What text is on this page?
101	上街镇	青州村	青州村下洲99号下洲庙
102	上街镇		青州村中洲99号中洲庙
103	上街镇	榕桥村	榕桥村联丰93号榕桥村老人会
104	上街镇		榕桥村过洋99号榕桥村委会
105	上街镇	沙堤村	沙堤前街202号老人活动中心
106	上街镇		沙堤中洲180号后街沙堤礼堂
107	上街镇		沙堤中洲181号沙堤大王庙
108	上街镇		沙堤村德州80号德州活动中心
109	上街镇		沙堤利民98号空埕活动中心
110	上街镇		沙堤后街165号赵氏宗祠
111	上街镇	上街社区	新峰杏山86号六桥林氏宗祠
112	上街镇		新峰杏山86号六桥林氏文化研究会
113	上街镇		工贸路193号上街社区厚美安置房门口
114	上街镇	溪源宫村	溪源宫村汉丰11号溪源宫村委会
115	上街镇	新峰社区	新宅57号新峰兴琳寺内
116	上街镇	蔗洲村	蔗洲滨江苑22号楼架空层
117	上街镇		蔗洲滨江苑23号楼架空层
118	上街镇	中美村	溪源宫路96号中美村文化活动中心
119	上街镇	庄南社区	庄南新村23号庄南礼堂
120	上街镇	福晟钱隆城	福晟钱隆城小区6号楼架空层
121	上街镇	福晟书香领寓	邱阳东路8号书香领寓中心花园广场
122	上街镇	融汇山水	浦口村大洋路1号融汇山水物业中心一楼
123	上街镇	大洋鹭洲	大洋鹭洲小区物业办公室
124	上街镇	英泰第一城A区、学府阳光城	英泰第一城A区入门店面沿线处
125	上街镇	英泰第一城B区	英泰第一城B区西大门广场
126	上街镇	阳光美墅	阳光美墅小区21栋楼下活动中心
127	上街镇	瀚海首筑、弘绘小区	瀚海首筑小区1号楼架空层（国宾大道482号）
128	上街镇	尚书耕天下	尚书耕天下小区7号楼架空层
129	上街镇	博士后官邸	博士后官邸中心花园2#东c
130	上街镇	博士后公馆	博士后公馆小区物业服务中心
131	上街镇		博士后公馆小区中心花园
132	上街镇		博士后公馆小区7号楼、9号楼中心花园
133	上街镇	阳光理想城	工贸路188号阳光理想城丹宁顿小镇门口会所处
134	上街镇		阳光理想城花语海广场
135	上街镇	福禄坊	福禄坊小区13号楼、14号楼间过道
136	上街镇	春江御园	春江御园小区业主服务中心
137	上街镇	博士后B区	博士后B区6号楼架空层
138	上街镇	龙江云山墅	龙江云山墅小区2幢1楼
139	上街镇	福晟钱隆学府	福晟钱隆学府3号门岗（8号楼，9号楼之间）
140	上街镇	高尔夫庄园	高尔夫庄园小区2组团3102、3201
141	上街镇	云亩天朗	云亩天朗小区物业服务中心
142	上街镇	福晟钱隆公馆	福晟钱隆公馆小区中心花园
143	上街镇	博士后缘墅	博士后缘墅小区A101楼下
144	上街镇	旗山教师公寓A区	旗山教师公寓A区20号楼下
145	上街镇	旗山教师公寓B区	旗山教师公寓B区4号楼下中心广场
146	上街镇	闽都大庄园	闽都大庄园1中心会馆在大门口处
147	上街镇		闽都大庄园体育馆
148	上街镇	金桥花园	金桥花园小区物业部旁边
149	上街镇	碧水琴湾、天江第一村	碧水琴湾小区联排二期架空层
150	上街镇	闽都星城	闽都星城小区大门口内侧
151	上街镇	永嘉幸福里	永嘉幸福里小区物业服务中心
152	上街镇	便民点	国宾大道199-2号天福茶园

::::

TASK REQUIREMENTS => Give an exact copy of all the data shown above.

REPLY TO THE TASK =>
What text is on this page?
101	上街镇	青州村	青州村下洲99号下洲庙
102	上街镇		青州村中洲99号中洲庙
103	上街镇	榕桥村	榕桥村联丰93号榕桥村老人会
104	上街镇		榕桥村过洋99号榕桥村委会
105	上街镇	沙堤村	沙堤前街202号老人活动中心
106	上街镇		沙堤中洲180号后街沙堤礼堂
107	上街镇		沙堤中洲181号沙堤大王庙
108	上街镇		沙堤村德州80号德州活动中心
109	上街镇		沙堤利民98号空埕活动中心
110	上街镇		沙堤后街165号赵氏宗祠
111	上街镇	上街社区	新峰杏山86号六桥林氏宗祠
112	上街镇		新峰杏山86号六桥林氏文化研究会
113	上街镇		工贸路193号上街社区厚美安置房门口
114	上街镇	溪源宫村	溪源宫村汉丰11号溪源宫村委会
115	上街镇	新峰社区	新宅57号新峰兴琳寺内
116	上街镇	蔗洲村	蔗洲滨江苑22号楼架空层
117	上街镇		蔗洲滨江苑23号楼架空层
118	上街镇	中美村	溪源宫路96号中美村文化活动中心
119	上街镇	庄南社区	庄南新村23号庄南礼堂
120	上街镇	福晟钱隆城	福晟钱隆城小区6号楼架空层
121	上街镇	福晟书香领寓	邱阳东路8号书香领寓中心花园广场
122	上街镇	融汇山水	浦口村大洋路1号融汇山水物业中心一楼
123	上街镇	大洋鹭洲	大洋鹭洲小区物业办公室
124	上街镇	英泰第一城A区、学府阳光城	英泰第一城A区入门店面沿线处
125	上街镇	英泰第一城B区	英泰第一城B区西大门广场
126	上街镇	阳光美墅	阳光美墅小区21栋楼下活动中心
127	上街镇	瀚海首筑、弘绘小区	瀚海首筑小区1号楼架空层（国宾大道482号）
128	上街镇	尚书耕天下	尚书耕天下小区7号楼架空层
129	上街镇	博士后官邸	博士后官邸中心花园2#东c
130	上街镇	博士后公馆	博士后公馆小区物业服务中心
131	上街镇		博士后公馆小区中心花园
132	上街镇		博士后公馆小区7号楼、9号楼中心花园
133	上街镇	阳光理想城	工贸路188号阳光理想城丹宁顿小镇门口会所处
134	上街镇		阳光理想城花语海广场
135	上街镇	福禄坊	福禄坊小区13号楼、14号楼间过道
136	上街镇	春江御园	春江御园小区业主服务中心
137	上街镇	博士后B区	博士后B区6号楼架空层
138	上街镇	龙江云山墅	龙江云山墅小区2幢1楼
139	上街镇	福晟钱隆学府	福晟钱隆学府3号门岗（8号楼，9号楼之间）
140	上街镇	高尔夫庄园	高尔夫庄园小区2组团3102、3201
141	上街镇	云亩天朗	云亩天朗小区物业服务中心
142	上街镇	福晟钱隆公馆	福晟钱隆公馆小区中心花园
143	上街镇	博士后缘墅	博士后缘墅小区A101楼下
144	上街镇	旗山教师公寓A区	旗山教师公寓A区20号楼下
145	上街镇	旗山教师公寓B区	旗山教师公寓B区4号楼下中心广场
146	上街镇	闽都大庄园	闽都大庄园1中心会馆在大门口处
147	上街镇		闽都大庄园体育馆
148	上街镇	金桥花园	金桥花园小区物业部旁边
149	上街镇	碧水琴湾、天江第一村	碧水琴湾小区联排二期架空层
150	上街镇	闽都星城	闽都星城小区大门口内侧
151	上街镇	永嘉幸福里	永嘉幸福里小区物业服务中心
152	上街镇	便民点	国宾大道199-2号天福茶园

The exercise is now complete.